| THE TASK |
Scan the material for the word "JSON", and copy each line where it shows up.

----------------

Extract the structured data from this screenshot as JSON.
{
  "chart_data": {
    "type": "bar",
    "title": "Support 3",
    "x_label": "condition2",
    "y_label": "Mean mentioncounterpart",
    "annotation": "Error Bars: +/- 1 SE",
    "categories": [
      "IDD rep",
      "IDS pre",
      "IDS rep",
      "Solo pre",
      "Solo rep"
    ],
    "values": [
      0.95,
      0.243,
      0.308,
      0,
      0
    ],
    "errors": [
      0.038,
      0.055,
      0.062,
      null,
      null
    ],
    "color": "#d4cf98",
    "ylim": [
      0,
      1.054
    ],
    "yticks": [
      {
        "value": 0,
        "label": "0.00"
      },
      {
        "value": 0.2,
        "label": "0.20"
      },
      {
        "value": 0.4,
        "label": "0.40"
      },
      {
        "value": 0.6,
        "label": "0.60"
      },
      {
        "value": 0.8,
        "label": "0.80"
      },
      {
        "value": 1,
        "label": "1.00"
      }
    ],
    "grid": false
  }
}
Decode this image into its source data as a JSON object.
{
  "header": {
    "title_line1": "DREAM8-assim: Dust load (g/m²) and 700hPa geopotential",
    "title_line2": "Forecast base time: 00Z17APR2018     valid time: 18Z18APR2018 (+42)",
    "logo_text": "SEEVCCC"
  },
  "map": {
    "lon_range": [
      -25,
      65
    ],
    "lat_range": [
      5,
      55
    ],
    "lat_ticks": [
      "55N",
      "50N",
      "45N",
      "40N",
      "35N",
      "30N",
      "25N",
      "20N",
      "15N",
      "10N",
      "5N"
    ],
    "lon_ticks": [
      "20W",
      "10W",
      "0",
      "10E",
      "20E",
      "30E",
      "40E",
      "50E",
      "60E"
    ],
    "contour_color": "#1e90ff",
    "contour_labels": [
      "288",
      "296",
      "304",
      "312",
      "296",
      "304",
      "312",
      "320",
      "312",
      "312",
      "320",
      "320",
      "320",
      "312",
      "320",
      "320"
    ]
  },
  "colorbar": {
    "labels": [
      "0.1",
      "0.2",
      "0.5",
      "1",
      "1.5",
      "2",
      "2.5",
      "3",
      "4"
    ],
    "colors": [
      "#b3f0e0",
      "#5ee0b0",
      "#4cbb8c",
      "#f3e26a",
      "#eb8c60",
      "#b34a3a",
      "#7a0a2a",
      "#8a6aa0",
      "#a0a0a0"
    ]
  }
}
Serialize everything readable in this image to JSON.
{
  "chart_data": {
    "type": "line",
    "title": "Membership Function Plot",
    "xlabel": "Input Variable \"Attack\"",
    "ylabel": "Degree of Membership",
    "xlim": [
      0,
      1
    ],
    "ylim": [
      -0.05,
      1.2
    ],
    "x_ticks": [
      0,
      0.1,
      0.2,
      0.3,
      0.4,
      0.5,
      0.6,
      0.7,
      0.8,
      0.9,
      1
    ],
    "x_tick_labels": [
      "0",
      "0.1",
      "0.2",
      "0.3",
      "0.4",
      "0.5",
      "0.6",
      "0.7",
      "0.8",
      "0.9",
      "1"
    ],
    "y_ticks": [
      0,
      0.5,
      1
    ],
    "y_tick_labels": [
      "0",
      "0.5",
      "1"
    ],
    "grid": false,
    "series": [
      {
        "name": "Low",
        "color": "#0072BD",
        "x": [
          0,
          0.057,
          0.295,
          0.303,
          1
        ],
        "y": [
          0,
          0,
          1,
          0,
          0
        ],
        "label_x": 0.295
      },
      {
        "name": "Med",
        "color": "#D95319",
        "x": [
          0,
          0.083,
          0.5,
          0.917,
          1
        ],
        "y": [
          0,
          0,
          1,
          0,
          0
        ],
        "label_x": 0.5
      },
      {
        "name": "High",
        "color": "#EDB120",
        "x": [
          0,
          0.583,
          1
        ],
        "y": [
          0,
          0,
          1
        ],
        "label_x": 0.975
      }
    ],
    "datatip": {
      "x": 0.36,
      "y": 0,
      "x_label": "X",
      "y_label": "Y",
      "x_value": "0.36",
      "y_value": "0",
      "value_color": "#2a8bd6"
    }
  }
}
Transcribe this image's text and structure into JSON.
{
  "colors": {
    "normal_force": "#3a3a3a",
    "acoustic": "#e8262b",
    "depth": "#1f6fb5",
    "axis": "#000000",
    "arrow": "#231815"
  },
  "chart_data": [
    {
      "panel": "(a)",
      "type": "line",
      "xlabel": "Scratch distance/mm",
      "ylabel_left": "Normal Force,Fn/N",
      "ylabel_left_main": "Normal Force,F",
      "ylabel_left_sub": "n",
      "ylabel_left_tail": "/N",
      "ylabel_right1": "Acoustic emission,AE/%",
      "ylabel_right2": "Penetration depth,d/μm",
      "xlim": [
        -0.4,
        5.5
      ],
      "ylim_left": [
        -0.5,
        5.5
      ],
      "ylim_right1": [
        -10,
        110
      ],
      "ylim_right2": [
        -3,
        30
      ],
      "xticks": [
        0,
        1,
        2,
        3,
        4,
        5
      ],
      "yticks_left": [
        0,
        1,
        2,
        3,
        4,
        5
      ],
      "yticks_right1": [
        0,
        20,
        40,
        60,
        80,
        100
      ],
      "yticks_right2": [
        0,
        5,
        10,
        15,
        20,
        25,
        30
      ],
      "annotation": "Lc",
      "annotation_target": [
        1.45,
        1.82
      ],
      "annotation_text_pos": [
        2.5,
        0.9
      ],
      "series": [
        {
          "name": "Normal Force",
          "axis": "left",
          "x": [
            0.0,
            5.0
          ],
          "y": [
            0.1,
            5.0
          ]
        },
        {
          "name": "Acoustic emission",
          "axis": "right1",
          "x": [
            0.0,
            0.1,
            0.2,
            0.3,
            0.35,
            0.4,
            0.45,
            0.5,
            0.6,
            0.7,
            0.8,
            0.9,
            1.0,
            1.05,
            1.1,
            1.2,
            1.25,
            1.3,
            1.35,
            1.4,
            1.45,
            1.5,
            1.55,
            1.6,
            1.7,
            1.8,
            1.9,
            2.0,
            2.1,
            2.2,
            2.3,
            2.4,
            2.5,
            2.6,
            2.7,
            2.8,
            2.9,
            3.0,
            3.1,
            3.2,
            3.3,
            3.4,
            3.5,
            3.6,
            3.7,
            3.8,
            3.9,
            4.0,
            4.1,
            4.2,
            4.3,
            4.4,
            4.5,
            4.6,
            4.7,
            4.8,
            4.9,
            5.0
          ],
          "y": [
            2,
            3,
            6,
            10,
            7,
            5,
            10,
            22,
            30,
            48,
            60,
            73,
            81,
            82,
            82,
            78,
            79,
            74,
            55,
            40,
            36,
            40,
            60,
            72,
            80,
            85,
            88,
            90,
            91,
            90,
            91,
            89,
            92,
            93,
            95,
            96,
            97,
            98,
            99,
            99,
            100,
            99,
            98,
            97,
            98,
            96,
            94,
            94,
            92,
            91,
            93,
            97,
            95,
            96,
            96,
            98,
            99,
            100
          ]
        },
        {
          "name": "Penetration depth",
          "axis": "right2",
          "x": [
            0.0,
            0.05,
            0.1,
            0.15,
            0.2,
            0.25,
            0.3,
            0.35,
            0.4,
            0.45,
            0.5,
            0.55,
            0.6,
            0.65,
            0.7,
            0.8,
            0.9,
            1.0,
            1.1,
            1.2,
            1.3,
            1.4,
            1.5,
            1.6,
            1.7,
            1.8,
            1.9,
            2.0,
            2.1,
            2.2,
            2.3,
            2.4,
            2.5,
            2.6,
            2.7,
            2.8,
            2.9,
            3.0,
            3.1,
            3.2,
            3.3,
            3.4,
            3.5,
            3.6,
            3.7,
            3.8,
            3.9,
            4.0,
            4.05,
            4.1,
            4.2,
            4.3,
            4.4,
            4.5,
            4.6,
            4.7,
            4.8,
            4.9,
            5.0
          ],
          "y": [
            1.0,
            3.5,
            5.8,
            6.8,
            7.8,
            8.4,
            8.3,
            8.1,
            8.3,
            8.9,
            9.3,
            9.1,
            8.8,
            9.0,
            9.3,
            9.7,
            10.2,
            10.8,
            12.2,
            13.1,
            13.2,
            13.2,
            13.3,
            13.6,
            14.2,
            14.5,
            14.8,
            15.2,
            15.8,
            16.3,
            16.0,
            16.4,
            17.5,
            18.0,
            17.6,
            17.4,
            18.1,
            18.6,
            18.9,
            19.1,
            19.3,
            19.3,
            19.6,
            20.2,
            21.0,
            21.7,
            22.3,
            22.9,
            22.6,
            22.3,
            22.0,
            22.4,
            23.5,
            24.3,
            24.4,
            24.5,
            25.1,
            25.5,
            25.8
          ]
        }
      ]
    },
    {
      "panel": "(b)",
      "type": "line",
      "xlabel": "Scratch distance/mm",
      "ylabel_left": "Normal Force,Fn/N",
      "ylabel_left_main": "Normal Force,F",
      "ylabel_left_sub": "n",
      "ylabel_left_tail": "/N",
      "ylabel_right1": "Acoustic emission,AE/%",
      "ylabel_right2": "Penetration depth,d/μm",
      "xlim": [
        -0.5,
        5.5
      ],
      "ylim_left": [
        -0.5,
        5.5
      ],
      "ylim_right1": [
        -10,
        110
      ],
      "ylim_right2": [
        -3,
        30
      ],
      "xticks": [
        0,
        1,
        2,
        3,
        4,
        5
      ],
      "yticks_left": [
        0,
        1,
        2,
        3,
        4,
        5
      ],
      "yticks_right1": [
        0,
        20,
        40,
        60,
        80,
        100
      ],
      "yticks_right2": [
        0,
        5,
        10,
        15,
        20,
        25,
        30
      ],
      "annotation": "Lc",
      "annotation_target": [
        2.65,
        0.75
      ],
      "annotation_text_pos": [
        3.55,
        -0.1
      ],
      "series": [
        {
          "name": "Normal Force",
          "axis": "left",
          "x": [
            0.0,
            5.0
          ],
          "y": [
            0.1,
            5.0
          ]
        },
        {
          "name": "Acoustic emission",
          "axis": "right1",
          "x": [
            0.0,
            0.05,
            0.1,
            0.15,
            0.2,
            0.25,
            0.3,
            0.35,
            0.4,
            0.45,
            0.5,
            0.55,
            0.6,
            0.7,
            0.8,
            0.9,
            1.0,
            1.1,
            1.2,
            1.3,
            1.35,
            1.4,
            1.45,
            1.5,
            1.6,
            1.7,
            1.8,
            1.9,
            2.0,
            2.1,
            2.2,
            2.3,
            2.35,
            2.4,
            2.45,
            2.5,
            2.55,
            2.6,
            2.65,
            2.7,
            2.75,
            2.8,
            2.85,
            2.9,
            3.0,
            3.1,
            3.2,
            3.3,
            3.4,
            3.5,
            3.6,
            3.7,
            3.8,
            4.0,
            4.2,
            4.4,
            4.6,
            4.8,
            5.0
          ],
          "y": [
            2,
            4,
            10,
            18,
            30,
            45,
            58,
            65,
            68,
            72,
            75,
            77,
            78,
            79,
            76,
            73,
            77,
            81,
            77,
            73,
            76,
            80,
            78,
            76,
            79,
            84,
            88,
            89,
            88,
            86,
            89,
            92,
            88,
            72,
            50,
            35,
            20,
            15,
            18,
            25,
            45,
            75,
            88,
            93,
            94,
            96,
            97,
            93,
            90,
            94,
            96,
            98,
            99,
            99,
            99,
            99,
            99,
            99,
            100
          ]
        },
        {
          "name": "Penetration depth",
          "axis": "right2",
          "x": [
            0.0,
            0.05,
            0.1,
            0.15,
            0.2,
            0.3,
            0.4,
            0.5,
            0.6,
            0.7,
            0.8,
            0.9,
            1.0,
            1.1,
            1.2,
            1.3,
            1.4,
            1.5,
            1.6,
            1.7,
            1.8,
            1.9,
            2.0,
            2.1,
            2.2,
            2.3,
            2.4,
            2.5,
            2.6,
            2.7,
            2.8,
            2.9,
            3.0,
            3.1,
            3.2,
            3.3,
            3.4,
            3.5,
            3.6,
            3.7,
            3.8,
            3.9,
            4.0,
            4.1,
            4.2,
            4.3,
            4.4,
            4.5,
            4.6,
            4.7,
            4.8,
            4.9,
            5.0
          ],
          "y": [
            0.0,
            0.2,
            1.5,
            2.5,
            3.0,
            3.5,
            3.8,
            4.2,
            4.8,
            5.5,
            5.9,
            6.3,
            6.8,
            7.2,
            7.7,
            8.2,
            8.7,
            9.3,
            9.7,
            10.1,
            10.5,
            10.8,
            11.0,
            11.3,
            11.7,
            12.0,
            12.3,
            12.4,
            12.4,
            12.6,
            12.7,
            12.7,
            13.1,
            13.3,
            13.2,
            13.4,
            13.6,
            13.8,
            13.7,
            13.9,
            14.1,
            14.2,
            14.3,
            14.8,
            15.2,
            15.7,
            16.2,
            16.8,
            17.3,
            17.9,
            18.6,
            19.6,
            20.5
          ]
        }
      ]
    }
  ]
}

----------------

| CORRECT RESPONSE |
Extract the structured data from this screenshot as JSON.
Decode this image into its source data as a JSON object.
Serialize everything readable in this image to JSON.
Transcribe this image's text and structure into JSON.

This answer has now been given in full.